-- WHAT THIS TASK INVOLVES --
Write out as a numbered list every line from the start of the records through the one containing "standard-basis-cell xyxy=(233,238,646,280)", including both ends and skipping any blank lines.

------------

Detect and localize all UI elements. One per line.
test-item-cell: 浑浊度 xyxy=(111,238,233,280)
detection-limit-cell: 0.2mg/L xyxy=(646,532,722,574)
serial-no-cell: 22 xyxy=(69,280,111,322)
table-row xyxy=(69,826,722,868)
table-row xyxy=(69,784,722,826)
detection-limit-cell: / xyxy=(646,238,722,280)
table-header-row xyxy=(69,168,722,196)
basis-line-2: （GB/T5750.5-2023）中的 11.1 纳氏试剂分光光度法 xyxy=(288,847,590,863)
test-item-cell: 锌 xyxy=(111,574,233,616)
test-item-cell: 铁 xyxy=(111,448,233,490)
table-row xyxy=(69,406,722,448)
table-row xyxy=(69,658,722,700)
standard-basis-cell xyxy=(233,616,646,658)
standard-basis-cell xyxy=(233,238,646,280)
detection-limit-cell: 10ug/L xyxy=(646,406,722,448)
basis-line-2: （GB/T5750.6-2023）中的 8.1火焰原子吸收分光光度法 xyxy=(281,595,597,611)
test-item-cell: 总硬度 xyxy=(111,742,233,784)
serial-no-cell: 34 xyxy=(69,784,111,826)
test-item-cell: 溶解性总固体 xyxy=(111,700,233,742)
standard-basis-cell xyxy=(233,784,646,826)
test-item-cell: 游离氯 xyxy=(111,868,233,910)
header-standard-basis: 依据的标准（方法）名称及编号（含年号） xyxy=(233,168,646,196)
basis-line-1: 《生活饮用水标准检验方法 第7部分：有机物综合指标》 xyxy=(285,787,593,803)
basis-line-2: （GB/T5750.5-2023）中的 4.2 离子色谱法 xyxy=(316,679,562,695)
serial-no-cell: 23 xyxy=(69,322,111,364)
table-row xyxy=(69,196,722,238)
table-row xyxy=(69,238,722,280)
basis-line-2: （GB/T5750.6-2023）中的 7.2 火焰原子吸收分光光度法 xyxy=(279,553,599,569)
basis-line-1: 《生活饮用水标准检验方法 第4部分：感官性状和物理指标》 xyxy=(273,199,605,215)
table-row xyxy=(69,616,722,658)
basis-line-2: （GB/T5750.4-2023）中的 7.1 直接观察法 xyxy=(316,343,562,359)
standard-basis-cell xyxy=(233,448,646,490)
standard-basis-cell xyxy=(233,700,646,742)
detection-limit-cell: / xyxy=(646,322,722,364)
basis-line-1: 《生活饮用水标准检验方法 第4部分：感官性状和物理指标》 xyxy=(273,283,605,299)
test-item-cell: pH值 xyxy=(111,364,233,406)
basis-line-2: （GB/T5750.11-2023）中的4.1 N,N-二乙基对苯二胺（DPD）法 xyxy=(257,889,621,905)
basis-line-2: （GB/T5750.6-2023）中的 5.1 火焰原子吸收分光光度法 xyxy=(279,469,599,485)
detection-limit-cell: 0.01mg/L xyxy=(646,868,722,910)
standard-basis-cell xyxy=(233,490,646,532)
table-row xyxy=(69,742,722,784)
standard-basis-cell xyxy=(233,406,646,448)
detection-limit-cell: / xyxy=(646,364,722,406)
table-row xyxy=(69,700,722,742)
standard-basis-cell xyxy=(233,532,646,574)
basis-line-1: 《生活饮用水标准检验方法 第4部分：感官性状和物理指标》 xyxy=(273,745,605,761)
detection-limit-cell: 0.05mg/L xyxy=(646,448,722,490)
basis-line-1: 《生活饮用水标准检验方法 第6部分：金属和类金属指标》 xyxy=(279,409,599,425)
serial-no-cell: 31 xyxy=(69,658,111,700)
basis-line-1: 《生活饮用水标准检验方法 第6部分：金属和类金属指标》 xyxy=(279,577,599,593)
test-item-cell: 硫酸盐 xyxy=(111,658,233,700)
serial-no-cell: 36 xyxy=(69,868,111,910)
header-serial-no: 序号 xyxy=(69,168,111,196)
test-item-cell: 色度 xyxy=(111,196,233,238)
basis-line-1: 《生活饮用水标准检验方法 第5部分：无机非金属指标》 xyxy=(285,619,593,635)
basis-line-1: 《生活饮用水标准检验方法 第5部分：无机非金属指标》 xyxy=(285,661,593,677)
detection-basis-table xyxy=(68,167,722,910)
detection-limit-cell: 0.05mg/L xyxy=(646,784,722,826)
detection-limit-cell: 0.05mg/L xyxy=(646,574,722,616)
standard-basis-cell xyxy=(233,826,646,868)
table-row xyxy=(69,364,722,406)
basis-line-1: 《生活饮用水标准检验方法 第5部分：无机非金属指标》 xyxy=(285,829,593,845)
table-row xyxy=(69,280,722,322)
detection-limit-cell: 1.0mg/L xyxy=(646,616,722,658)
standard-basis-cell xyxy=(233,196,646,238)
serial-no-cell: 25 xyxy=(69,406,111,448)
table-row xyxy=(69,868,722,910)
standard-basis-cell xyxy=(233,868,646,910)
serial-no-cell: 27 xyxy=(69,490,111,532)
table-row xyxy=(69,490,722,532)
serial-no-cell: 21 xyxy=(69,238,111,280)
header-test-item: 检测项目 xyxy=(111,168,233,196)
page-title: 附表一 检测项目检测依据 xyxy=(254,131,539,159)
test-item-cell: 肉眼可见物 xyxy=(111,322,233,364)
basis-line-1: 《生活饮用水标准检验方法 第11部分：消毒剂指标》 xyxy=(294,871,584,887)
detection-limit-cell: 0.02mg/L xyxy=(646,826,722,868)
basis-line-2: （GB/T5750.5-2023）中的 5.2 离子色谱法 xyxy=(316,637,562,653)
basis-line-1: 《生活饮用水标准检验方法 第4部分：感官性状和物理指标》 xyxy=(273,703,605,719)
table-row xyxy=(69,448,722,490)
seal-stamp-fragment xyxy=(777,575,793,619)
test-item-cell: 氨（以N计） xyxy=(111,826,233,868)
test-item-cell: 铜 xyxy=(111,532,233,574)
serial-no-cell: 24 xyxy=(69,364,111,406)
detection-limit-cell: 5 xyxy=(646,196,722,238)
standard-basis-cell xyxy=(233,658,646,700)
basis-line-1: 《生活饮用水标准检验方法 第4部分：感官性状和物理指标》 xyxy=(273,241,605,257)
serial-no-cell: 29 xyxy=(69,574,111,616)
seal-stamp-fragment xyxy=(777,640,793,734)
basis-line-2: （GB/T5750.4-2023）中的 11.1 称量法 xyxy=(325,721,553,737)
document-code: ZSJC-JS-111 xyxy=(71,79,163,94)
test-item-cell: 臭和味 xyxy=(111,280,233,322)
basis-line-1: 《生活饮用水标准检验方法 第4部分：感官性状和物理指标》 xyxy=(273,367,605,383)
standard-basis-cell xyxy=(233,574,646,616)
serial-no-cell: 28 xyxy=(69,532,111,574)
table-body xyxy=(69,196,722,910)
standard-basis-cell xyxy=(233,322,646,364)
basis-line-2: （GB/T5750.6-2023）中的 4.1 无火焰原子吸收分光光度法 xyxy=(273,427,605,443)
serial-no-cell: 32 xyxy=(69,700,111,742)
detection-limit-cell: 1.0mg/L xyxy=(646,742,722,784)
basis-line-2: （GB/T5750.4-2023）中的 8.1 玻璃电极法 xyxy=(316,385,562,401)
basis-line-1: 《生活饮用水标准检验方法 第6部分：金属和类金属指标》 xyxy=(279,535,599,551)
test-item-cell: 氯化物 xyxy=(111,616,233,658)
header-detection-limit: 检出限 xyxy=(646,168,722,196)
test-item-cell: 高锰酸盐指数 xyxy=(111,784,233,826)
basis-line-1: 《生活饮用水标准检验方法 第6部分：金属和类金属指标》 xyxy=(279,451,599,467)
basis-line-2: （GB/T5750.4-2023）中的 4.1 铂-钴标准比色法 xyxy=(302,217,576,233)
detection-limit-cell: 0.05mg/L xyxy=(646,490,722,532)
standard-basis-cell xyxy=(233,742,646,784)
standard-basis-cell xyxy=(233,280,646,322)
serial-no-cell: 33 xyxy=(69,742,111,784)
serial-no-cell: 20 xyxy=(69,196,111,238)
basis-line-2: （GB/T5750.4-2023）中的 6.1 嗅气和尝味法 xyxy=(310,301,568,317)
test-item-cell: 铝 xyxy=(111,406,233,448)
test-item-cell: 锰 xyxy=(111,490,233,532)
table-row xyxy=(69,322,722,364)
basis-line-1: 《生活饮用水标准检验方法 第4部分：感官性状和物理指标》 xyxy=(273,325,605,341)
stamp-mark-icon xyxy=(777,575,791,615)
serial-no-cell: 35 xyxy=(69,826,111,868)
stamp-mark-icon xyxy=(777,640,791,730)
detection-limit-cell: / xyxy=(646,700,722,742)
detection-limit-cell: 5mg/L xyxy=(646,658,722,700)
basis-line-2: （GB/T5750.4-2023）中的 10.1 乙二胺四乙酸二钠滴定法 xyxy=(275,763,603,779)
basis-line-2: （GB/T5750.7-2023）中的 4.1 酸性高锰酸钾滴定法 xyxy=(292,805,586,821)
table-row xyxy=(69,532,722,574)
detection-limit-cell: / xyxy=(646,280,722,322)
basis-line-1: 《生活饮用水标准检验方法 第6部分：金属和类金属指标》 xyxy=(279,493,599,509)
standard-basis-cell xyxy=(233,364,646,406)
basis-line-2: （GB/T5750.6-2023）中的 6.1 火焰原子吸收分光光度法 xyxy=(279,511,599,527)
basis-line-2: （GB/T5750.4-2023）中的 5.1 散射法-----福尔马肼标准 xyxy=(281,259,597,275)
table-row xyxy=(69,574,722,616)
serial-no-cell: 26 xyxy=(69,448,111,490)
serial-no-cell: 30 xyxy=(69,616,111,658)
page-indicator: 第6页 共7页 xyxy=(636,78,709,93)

------------

-- OUTPUT FOR THIS TASK --
1. Detect and localize all UI elements. One per line.
2. test-item-cell: 浑浊度 xyxy=(111,238,233,280)
3. detection-limit-cell: 0.2mg/L xyxy=(646,532,722,574)
4. serial-no-cell: 22 xyxy=(69,280,111,322)
5. table-row xyxy=(69,826,722,868)
6. table-row xyxy=(69,784,722,826)
7. detection-limit-cell: / xyxy=(646,238,722,280)
8. table-header-row xyxy=(69,168,722,196)
9. basis-line-2: （GB/T5750.5-2023）中的 11.1 纳氏试剂分光光度法 xyxy=(288,847,590,863)
10. test-item-cell: 锌 xyxy=(111,574,233,616)
11. test-item-cell: 铁 xyxy=(111,448,233,490)
12. table-row xyxy=(69,406,722,448)
13. table-row xyxy=(69,658,722,700)
14. standard-basis-cell xyxy=(233,616,646,658)
15. standard-basis-cell xyxy=(233,238,646,280)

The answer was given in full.